* Podany tekst
▬▬▬▬▬▬▬▬▬▬

Ciężka praca bez dostatecznej ilości pożywienia, zniszczyła jego zdrowie, zanik sił i ogólne wyczerpanie doprowadziły go do śmierci. Zmarł 8 lipca 1942 r.[31].

Wśród uwięzionych byli też księża wykładowcy, mający aspiracje naukowe, m.in. ks. Władysław Grzelak (junior) prof. filozofii w Seminarium Duchownym w Łodzi. Przygotowywał rozprawę doktorską, w chwili aresztowania był administratorem parafii Dobroń:

[...] W obozie ukończył kurs murarski i pracował w różnych komandach murarskich. W izbie blokowej wygłaszał dla kolegów piękne konferencje o życiu duchowym i jego potrzebie w obozie. W październiku 1942 r. był mocno wyczerpany i wychudzony. W końcu zachorował na żołądek i umarł w szpitaliku.

Takie świadectwo pozostawił po nim cytowany ks. L. Bujacz[32].

Większość łódzkich księży, którzy ponieśli śmierć w Dachau, zmarła z wycięczenia w 1942 r. bądź w tymże samym roku zginęła w ramach tzw. transportów inwalidów. W ten sposób do wieczności odeszło 52 duchownych spośród 103, którzy nie przeżyli obozu, a dotarli tam w tragicznym transporcie 30 października 1941 r. W sumie w Dachau śmierć poniosło 113 łódzkich księży.

▬▬▬▬▬▬▬▬▬▬

* Dostarczony materiał
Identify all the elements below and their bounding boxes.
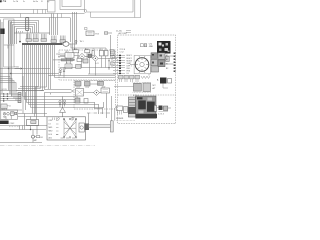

▬▬▬▬▬▬▬▬▬▬

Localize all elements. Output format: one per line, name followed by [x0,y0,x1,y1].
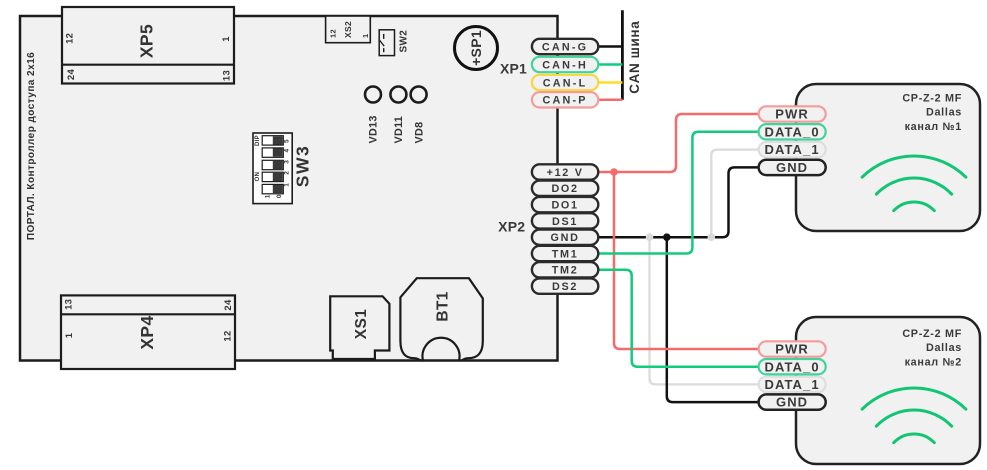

▬▬▬▬▬▬▬▬▬▬

* Zestaw zadań
(1) Przepisz z tekstu o łódzkich księżach w Dachau fragment od słów "Większość łódzkich księży, którzy" aż do słów "113 łódzkich księży." włącznie.
(2) Ilu łódzkich księży łącznie poniosło śmierć w Dachau według tekstu o łódzkich księżach w Dachau?
(3) Kontynuuj tekst o łódzkich księżach w Dachau od miejsca, w którym się urywa.
Rekordy stanowią osobny materiał, niezależny od tekstu o łódzkich księżach w Dachau.

* Odpowiedzi do zadań
(1)
Większość łódzkich księży, którzy ponieśli śmierć w Dachau, zmarła z wycięczenia w 1942 r. bądź w tymże samym roku zginęła w ramach tzw. transportów inwalidów. W ten sposób do wieczności odeszło 52 duchownych spośród 103, którzy nie przeżyli obozu, a dotarli tam w tragicznym transporcie 30 października 1941 r. W sumie w Dachau śmierć poniosło 113 łódzkich księży.

(2) W Dachau śmierć poniosło łącznie 113 łódzkich księży.

(3)
Omawiając martyrologium duchowieństwa łódzkiego, należy więcej miejsca obok sługi Bożego Dominika Kaczyńskiego, poświęcić jeszcze kilku postaciom. Pierwszy z nich to ks. Wincenty Harasymowicz, kustosz Kapituły łódzkiej, proboszcz parafii Parzęczew. Gestapo aresztowało go 19 lipca 1941 r. w dniu siedemdziesiątej pierwszej rocznicy urodzin. Postawiono mu fikcyjny zarzut posiadania broni, którą gestapo znalazło po aresztowaniu duchownego w dn. 1 września oraz o to, że nie przeciwdziałał zamordowaniu przez kilku jego parafian oraz dwu żołnierzy polskich wziętego do niewoli rannego żołnierza niemieckiego, który był pod opieką ks. Harasymowicza. Sąd Nadzwyczajny w Litzmannstadt II w Łodzi 9 grudnia 1941 r. wydał wyrok skazujący na śmierć oskarżonych poprzez ścięcie toporem po trzech miesiącach od jego wydania. Według jednej z wersji wydarzeń ks. Harasymowicza ścięto w więzieniu w Poznaniu 18 grudnia 1941 r. Według innej zmarł tegoż dnia na atak serca. Według jeszcze innej zmarł w więzieniu w Łodzi w grudniu lub styczniu 1942 r.[33].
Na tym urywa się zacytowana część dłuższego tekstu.